Compito 1: Copia senza modifiche il passo del testo sullo stato giuridico degli insegnanti da "Oggi noi sosteniamo" a "giuridico degli insegnanti.".
Compito 2:
Per ciascuna affermazione indica se concorda con il testo sullo stato giuridico degli insegnanti, rispondendo sì o no e citando alla lettera le parole che lo decidono.
(a) La legge 59/97 ha attribuito la dirigenza ai capi d'istituto.
(b) Lo stato giuridico del 1906 era collegato a un processo generale di riforma della scuola.
(c) La Legge n.93/1983 ha rafforzato il legame dei docenti con la docenza universitaria.

Testo fornito:

--

In questi ultimi vent'anni ci sono state altre leggi che hanno inciso profondamente sulla condizione degli insegnanti:

  • la Legge n.93/1983, nota come legge quadro del Pubblico Impiego, a seguito della quale i docenti furono inseriti nel 6° e 7° livello impiegatizio, la funzione docente perse ogni specificità entro un comparto che impostava in termini omogenei la contrattazione di tutto il personale della scuola, dall'ausiliario al capo d'istituto, e recise definitivamente il legame con la docenza universitaria;
  • la legge delega n.421/1992 sul Pubblico Impiego che ha dato il via alla privatizzazione del rapporto di lavoro, distinguendo fra ciò che rimaneva riserva di legge e ciò che diventava contrattualizzato;
  • la legge 59/97 all'interno della quale è stata istituita l'autonomia scolastica e si è attribuita la dirigenza ai capi d'istituto, separando la loro contrattazione dal restante personale della scuola.
  • la legge n.3/2001 di riforma costituzionale che, come noto, coinvolge in maniera sostanziale l'istruzione.

Gli stati giuridici che hanno riguardato in modo specifico gli insegnanti sono stati sempre collegati, tranne quello del 1906, a processi più generali di riforma della scuola, riforma Casati, riforma Gentile, riforma degli Organi collegiali della scuola . Pur nella diversità profonda dei regimi politici, liberale, totalitario e democratico, in cui quegli stati giuridici sono stati emanati e delle condizioni economiche, sociali e culturali in cui sono maturati, un filo li ha comunque collegati fino ad oggi. È lo stesso filo che ha mantenuto la scuola in una condizione pressochè immutata, nel corso di centocinquant'anni, perfino di fronte alla svolta storica dell'istruzione di massa. Una continuità che è stata ben descritta da John Goodland nel suo A place called school del 1984, uno dei libri più dissacranti su questa istituzione: "Da quando si sono dotate di un tetto le scuole non sono più cambiate".
Oggi noi sosteniamo che quel filo si è logorato e sta per spezzarsi. Tutto questo sta avvenendo anche se non ne abbiamo ancora chiara consapevolezza, anche se le alternative non sono immediatamente né visibili né in larga misura praticabili. In questa situazione, e in presenza di due riforme importanti, quali quella costituzionale e quella della scuola, diventa necessario e urgente modificare lo stato giuridico degli insegnanti.

La richiesta che da questo seminario nazionale avanziamo è che all'interno della legge delega di riforma della scuola ci sia l'impegno, non solo del Governo ma di tutte le forze politiche, a riscrivere lo stato giuridico dei docenti.

--

Blocco dati:
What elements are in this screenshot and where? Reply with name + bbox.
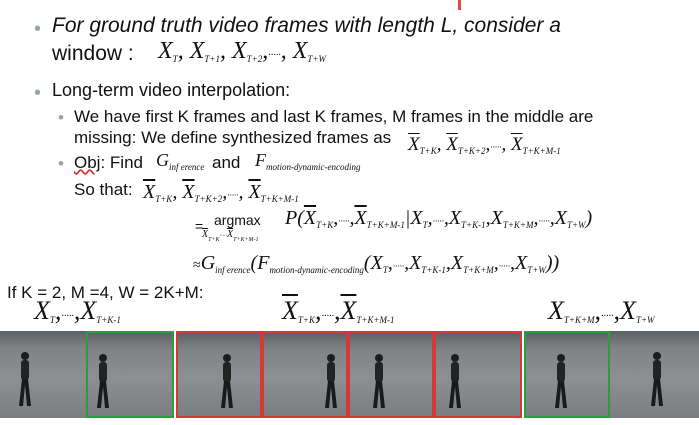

--

Soluzione completa 1:
Oggi noi sosteniamo che quel filo si è logorato e sta per spezzarsi. Tutto questo sta avvenendo anche se non ne abbiamo ancora chiara consapevolezza, anche se le alternative non sono immediatamente né visibili né in larga misura praticabili. In questa situazione, e in presenza di due riforme importanti, quali quella costituzionale e quella della scuola, diventa necessario e urgente modificare lo stato giuridico degli insegnanti.

Soluzione completa 2:
(a) Sì: "si è attribuita la dirigenza ai capi d'istituto".
(b) No: "sono stati sempre collegati, tranne quello del 1906, a processi più generali di riforma della scuola".
(c) No: "recise definitivamente il legame con la docenza universitaria".